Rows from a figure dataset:
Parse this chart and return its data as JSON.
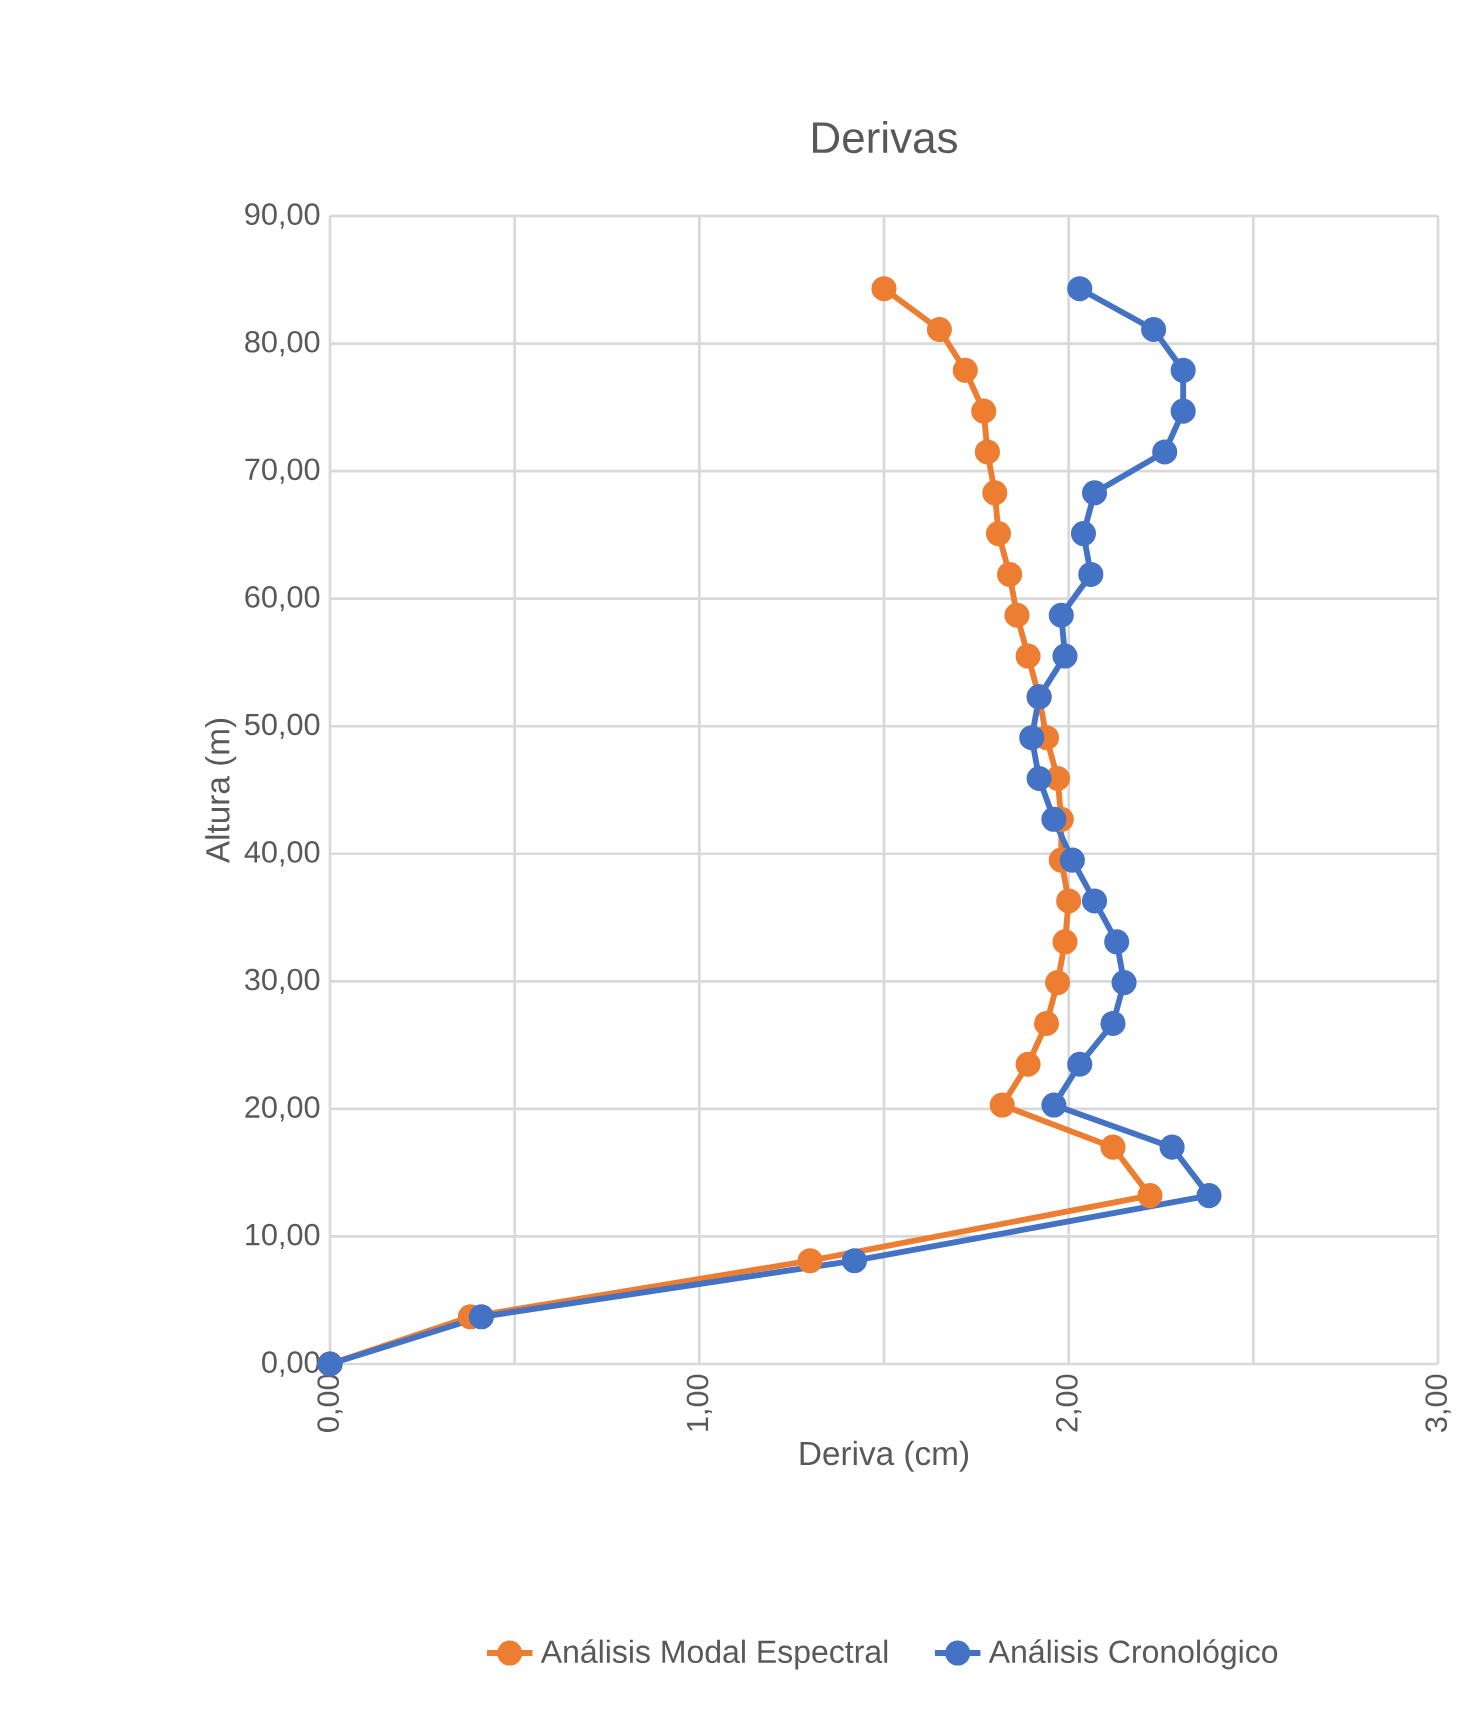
{
  "chart_data": {
    "type": "line",
    "title": "Derivas",
    "xlabel": "Deriva (cm)",
    "ylabel": "Altura (m)",
    "xlim": [
      0,
      3
    ],
    "ylim": [
      0,
      90
    ],
    "xticks": [
      {
        "value": 0,
        "label": "0,00"
      },
      {
        "value": 0.5,
        "label": null
      },
      {
        "value": 1,
        "label": "1,00"
      },
      {
        "value": 1.5,
        "label": null
      },
      {
        "value": 2,
        "label": "2,00"
      },
      {
        "value": 2.5,
        "label": null
      },
      {
        "value": 3,
        "label": "3,00"
      }
    ],
    "yticks": [
      {
        "value": 0,
        "label": "0,00"
      },
      {
        "value": 10,
        "label": "10,00"
      },
      {
        "value": 20,
        "label": "20,00"
      },
      {
        "value": 30,
        "label": "30,00"
      },
      {
        "value": 40,
        "label": "40,00"
      },
      {
        "value": 50,
        "label": "50,00"
      },
      {
        "value": 60,
        "label": "60,00"
      },
      {
        "value": 70,
        "label": "70,00"
      },
      {
        "value": 80,
        "label": "80,00"
      },
      {
        "value": 90,
        "label": "90,00"
      }
    ],
    "grid": true,
    "legend": "bottom",
    "marker": "circle",
    "line_style": "solid",
    "series": [
      {
        "name": "Análisis Modal Espectral",
        "color": "#ed7d31",
        "x": [
          0,
          0.38,
          1.3,
          2.22,
          2.12,
          1.82,
          1.89,
          1.94,
          1.97,
          1.99,
          2.0,
          1.98,
          1.98,
          1.97,
          1.94,
          1.92,
          1.89,
          1.86,
          1.84,
          1.81,
          1.8,
          1.78,
          1.77,
          1.72,
          1.65,
          1.5
        ],
        "values": [
          0,
          3.7,
          8.1,
          13.2,
          17.0,
          20.3,
          23.5,
          26.7,
          29.9,
          33.1,
          36.3,
          39.5,
          42.7,
          45.9,
          49.1,
          52.3,
          55.5,
          58.7,
          61.9,
          65.1,
          68.3,
          71.5,
          74.7,
          77.9,
          81.1,
          84.3
        ]
      },
      {
        "name": "Análisis Cronológico",
        "color": "#4472c4",
        "x": [
          0,
          0.41,
          1.42,
          2.38,
          2.28,
          1.96,
          2.03,
          2.12,
          2.15,
          2.13,
          2.07,
          2.01,
          1.96,
          1.92,
          1.9,
          1.92,
          1.99,
          1.98,
          2.06,
          2.04,
          2.07,
          2.26,
          2.31,
          2.31,
          2.23,
          2.03
        ],
        "values": [
          0,
          3.7,
          8.1,
          13.2,
          17.0,
          20.3,
          23.5,
          26.7,
          29.9,
          33.1,
          36.3,
          39.5,
          42.7,
          45.9,
          49.1,
          52.3,
          55.5,
          58.7,
          61.9,
          65.1,
          68.3,
          71.5,
          74.7,
          77.9,
          81.1,
          84.3
        ]
      }
    ]
  }
}
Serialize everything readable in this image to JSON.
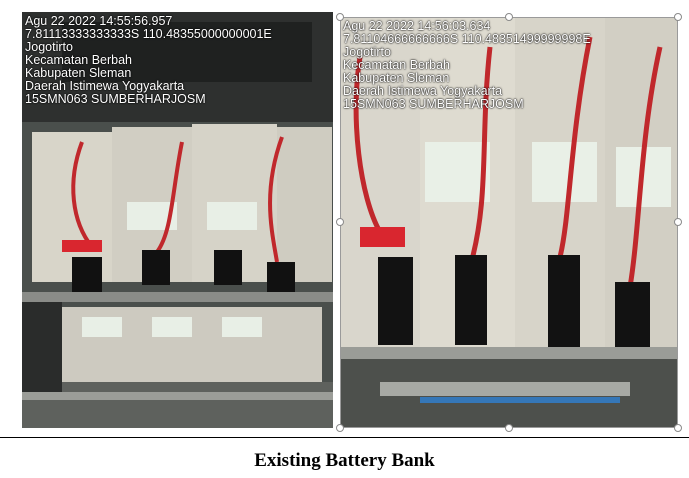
{
  "photos": [
    {
      "overlay_lines": [
        "Agu 22 2022  14:55:56.957",
        "7.81113333333333S 110.48355000000001E",
        "Jogotirto",
        "Kecamatan Berbah",
        "Kabupaten Sleman",
        "Daerah Istimewa Yogyakarta",
        "15SMN063 SUMBERHARJOSM"
      ]
    },
    {
      "overlay_lines": [
        "Agu 22 2022  14:56:03.634",
        "7.81104666666666S 110.48351499999998E",
        "Jogotirto",
        "Kecamatan Berbah",
        "Kabupaten Sleman",
        "Daerah Istimewa Yogyakarta",
        "15SMN063 SUMBERHARJOSM"
      ]
    }
  ],
  "caption": "Existing Battery Bank"
}
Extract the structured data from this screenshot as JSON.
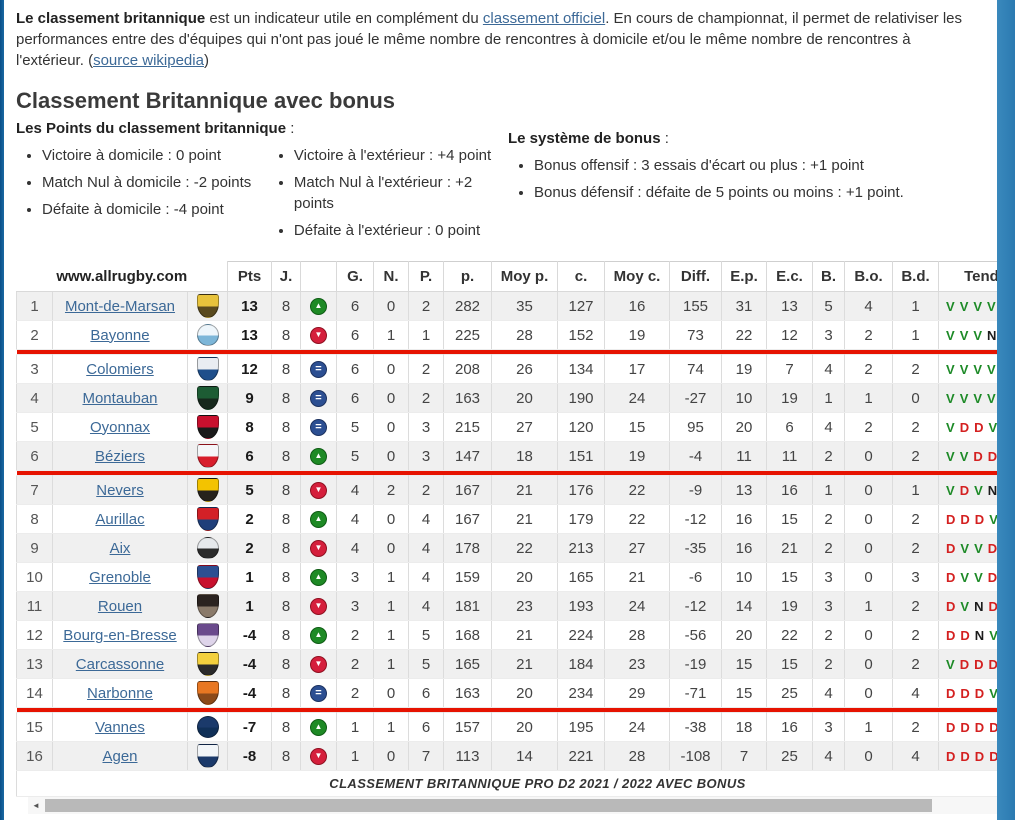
{
  "intro": {
    "bold_lead": "Le classement britannique",
    "after_bold": " est un indicateur utile en complément du ",
    "link_official": "classement officiel",
    "middle": ". En cours de championnat, il permet de relativiser les performances entre des d'équipes qui n'ont pas joué le même nombre de rencontres à domicile et/ou le même nombre de rencontres à l'extérieur. (",
    "link_wikipedia": "source wikipedia",
    "end": ")"
  },
  "heading": "Classement Britannique avec bonus",
  "points_block": {
    "title": "Les Points du classement britannique",
    "title_suffix": " :",
    "domicile": [
      "Victoire à domicile : 0 point",
      "Match Nul à domicile : -2 points",
      "Défaite à domicile : -4 point"
    ],
    "exterieur": [
      "Victoire à l'extérieur : +4 point",
      "Match Nul à l'extérieur : +2 points",
      "Défaite à l'extérieur : 0 point"
    ]
  },
  "bonus_block": {
    "title": "Le système de bonus",
    "title_suffix": " :",
    "items": [
      "Bonus offensif : 3 essais d'écart ou plus : +1 point",
      "Bonus défensif : défaite de 5 points ou moins : +1 point."
    ]
  },
  "table": {
    "brand": "www.allrugby.com",
    "columns": [
      "Pts",
      "J.",
      "",
      "G.",
      "N.",
      "P.",
      "p.",
      "Moy p.",
      "c.",
      "Moy c.",
      "Diff.",
      "E.p.",
      "E.c.",
      "B.",
      "B.o.",
      "B.d.",
      "Tendance"
    ],
    "caption": "CLASSEMENT BRITANNIQUE PRO D2 2021 / 2022 AVEC BONUS",
    "divider_after_ranks": [
      2,
      6,
      14
    ],
    "rows": [
      {
        "rank": 1,
        "team": "Mont-de-Marsan",
        "logo": {
          "shape": "shield",
          "c1": "#e8c33c",
          "c2": "#5a4a1e"
        },
        "pts": 13,
        "j": 8,
        "move": "up",
        "g": 6,
        "n": 0,
        "p": 2,
        "pp": 282,
        "moyp": 35,
        "c": 127,
        "moyc": 16,
        "diff": 155,
        "ep": 31,
        "ec": 13,
        "b": 5,
        "bo": 4,
        "bd": 1,
        "tend": [
          "V",
          "V",
          "V",
          "V"
        ]
      },
      {
        "rank": 2,
        "team": "Bayonne",
        "logo": {
          "shape": "circle",
          "c1": "#eef6fb",
          "c2": "#7db6d8"
        },
        "pts": 13,
        "j": 8,
        "move": "down",
        "g": 6,
        "n": 1,
        "p": 1,
        "pp": 225,
        "moyp": 28,
        "c": 152,
        "moyc": 19,
        "diff": 73,
        "ep": 22,
        "ec": 12,
        "b": 3,
        "bo": 2,
        "bd": 1,
        "tend": [
          "V",
          "V",
          "V",
          "N"
        ]
      },
      {
        "rank": 3,
        "team": "Colomiers",
        "logo": {
          "shape": "shield",
          "c1": "#e9edf2",
          "c2": "#1f4f8b"
        },
        "pts": 12,
        "j": 8,
        "move": "eq",
        "g": 6,
        "n": 0,
        "p": 2,
        "pp": 208,
        "moyp": 26,
        "c": 134,
        "moyc": 17,
        "diff": 74,
        "ep": 19,
        "ec": 7,
        "b": 4,
        "bo": 2,
        "bd": 2,
        "tend": [
          "V",
          "V",
          "V",
          "V"
        ]
      },
      {
        "rank": 4,
        "team": "Montauban",
        "logo": {
          "shape": "shield",
          "c1": "#1d5c34",
          "c2": "#16281c"
        },
        "pts": 9,
        "j": 8,
        "move": "eq",
        "g": 6,
        "n": 0,
        "p": 2,
        "pp": 163,
        "moyp": 20,
        "c": 190,
        "moyc": 24,
        "diff": -27,
        "ep": 10,
        "ec": 19,
        "b": 1,
        "bo": 1,
        "bd": 0,
        "tend": [
          "V",
          "V",
          "V",
          "V"
        ]
      },
      {
        "rank": 5,
        "team": "Oyonnax",
        "logo": {
          "shape": "shield",
          "c1": "#c8102e",
          "c2": "#1a1a1a"
        },
        "pts": 8,
        "j": 8,
        "move": "eq",
        "g": 5,
        "n": 0,
        "p": 3,
        "pp": 215,
        "moyp": 27,
        "c": 120,
        "moyc": 15,
        "diff": 95,
        "ep": 20,
        "ec": 6,
        "b": 4,
        "bo": 2,
        "bd": 2,
        "tend": [
          "V",
          "D",
          "D",
          "V"
        ]
      },
      {
        "rank": 6,
        "team": "Béziers",
        "logo": {
          "shape": "shield",
          "c1": "#f5f6f8",
          "c2": "#d81e2c"
        },
        "pts": 6,
        "j": 8,
        "move": "up",
        "g": 5,
        "n": 0,
        "p": 3,
        "pp": 147,
        "moyp": 18,
        "c": 151,
        "moyc": 19,
        "diff": -4,
        "ep": 11,
        "ec": 11,
        "b": 2,
        "bo": 0,
        "bd": 2,
        "tend": [
          "V",
          "V",
          "D",
          "D"
        ]
      },
      {
        "rank": 7,
        "team": "Nevers",
        "logo": {
          "shape": "shield",
          "c1": "#f3c300",
          "c2": "#26221c"
        },
        "pts": 5,
        "j": 8,
        "move": "down",
        "g": 4,
        "n": 2,
        "p": 2,
        "pp": 167,
        "moyp": 21,
        "c": 176,
        "moyc": 22,
        "diff": -9,
        "ep": 13,
        "ec": 16,
        "b": 1,
        "bo": 0,
        "bd": 1,
        "tend": [
          "V",
          "D",
          "V",
          "N"
        ]
      },
      {
        "rank": 8,
        "team": "Aurillac",
        "logo": {
          "shape": "shield",
          "c1": "#d32027",
          "c2": "#1f3f7a"
        },
        "pts": 2,
        "j": 8,
        "move": "up",
        "g": 4,
        "n": 0,
        "p": 4,
        "pp": 167,
        "moyp": 21,
        "c": 179,
        "moyc": 22,
        "diff": -12,
        "ep": 16,
        "ec": 15,
        "b": 2,
        "bo": 0,
        "bd": 2,
        "tend": [
          "D",
          "D",
          "D",
          "V"
        ]
      },
      {
        "rank": 9,
        "team": "Aix",
        "logo": {
          "shape": "circle",
          "c1": "#e6e9ec",
          "c2": "#2b2b2b"
        },
        "pts": 2,
        "j": 8,
        "move": "down",
        "g": 4,
        "n": 0,
        "p": 4,
        "pp": 178,
        "moyp": 22,
        "c": 213,
        "moyc": 27,
        "diff": -35,
        "ep": 16,
        "ec": 21,
        "b": 2,
        "bo": 0,
        "bd": 2,
        "tend": [
          "D",
          "V",
          "V",
          "D"
        ]
      },
      {
        "rank": 10,
        "team": "Grenoble",
        "logo": {
          "shape": "shield",
          "c1": "#2c4f92",
          "c2": "#c8102e"
        },
        "pts": 1,
        "j": 8,
        "move": "up",
        "g": 3,
        "n": 1,
        "p": 4,
        "pp": 159,
        "moyp": 20,
        "c": 165,
        "moyc": 21,
        "diff": -6,
        "ep": 10,
        "ec": 15,
        "b": 3,
        "bo": 0,
        "bd": 3,
        "tend": [
          "D",
          "V",
          "V",
          "D"
        ]
      },
      {
        "rank": 11,
        "team": "Rouen",
        "logo": {
          "shape": "shield",
          "c1": "#2b2320",
          "c2": "#8a7a6a"
        },
        "pts": 1,
        "j": 8,
        "move": "down",
        "g": 3,
        "n": 1,
        "p": 4,
        "pp": 181,
        "moyp": 23,
        "c": 193,
        "moyc": 24,
        "diff": -12,
        "ep": 14,
        "ec": 19,
        "b": 3,
        "bo": 1,
        "bd": 2,
        "tend": [
          "D",
          "V",
          "N",
          "D"
        ]
      },
      {
        "rank": 12,
        "team": "Bourg-en-Bresse",
        "logo": {
          "shape": "shield",
          "c1": "#6a4a8c",
          "c2": "#ded4ea"
        },
        "pts": -4,
        "j": 8,
        "move": "up",
        "g": 2,
        "n": 1,
        "p": 5,
        "pp": 168,
        "moyp": 21,
        "c": 224,
        "moyc": 28,
        "diff": -56,
        "ep": 20,
        "ec": 22,
        "b": 2,
        "bo": 0,
        "bd": 2,
        "tend": [
          "D",
          "D",
          "N",
          "V"
        ]
      },
      {
        "rank": 13,
        "team": "Carcassonne",
        "logo": {
          "shape": "shield",
          "c1": "#f3d03e",
          "c2": "#2b2b2b"
        },
        "pts": -4,
        "j": 8,
        "move": "down",
        "g": 2,
        "n": 1,
        "p": 5,
        "pp": 165,
        "moyp": 21,
        "c": 184,
        "moyc": 23,
        "diff": -19,
        "ep": 15,
        "ec": 15,
        "b": 2,
        "bo": 0,
        "bd": 2,
        "tend": [
          "V",
          "D",
          "D",
          "D"
        ]
      },
      {
        "rank": 14,
        "team": "Narbonne",
        "logo": {
          "shape": "shield",
          "c1": "#e87722",
          "c2": "#8c4a1a"
        },
        "pts": -4,
        "j": 8,
        "move": "eq",
        "g": 2,
        "n": 0,
        "p": 6,
        "pp": 163,
        "moyp": 20,
        "c": 234,
        "moyc": 29,
        "diff": -71,
        "ep": 15,
        "ec": 25,
        "b": 4,
        "bo": 0,
        "bd": 4,
        "tend": [
          "D",
          "D",
          "D",
          "V"
        ]
      },
      {
        "rank": 15,
        "team": "Vannes",
        "logo": {
          "shape": "circle",
          "c1": "#1b3a6b",
          "c2": "#103058"
        },
        "pts": -7,
        "j": 8,
        "move": "up",
        "g": 1,
        "n": 1,
        "p": 6,
        "pp": 157,
        "moyp": 20,
        "c": 195,
        "moyc": 24,
        "diff": -38,
        "ep": 18,
        "ec": 16,
        "b": 3,
        "bo": 1,
        "bd": 2,
        "tend": [
          "D",
          "D",
          "D",
          "D"
        ]
      },
      {
        "rank": 16,
        "team": "Agen",
        "logo": {
          "shape": "shield",
          "c1": "#f2f5f8",
          "c2": "#1b3a6b"
        },
        "pts": -8,
        "j": 8,
        "move": "down",
        "g": 1,
        "n": 0,
        "p": 7,
        "pp": 113,
        "moyp": 14,
        "c": 221,
        "moyc": 28,
        "diff": -108,
        "ep": 7,
        "ec": 25,
        "b": 4,
        "bo": 0,
        "bd": 4,
        "tend": [
          "D",
          "D",
          "D",
          "D"
        ]
      }
    ]
  },
  "colors": {
    "divider_red": "#e61301",
    "link_blue": "#3c6997",
    "win_green": "#1d8a27",
    "loss_red": "#d42020",
    "draw_black": "#1c1c1c",
    "move_up_green": "#1e8a25",
    "move_down_red": "#d51f3c",
    "move_equal_blue": "#2c4f92"
  },
  "scrollbar": {
    "left_arrow": "◄",
    "right_arrow": "►"
  }
}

What to work on:
Say how many lines above hold the word "JSON", giving only the count.

Solution for this problem:
3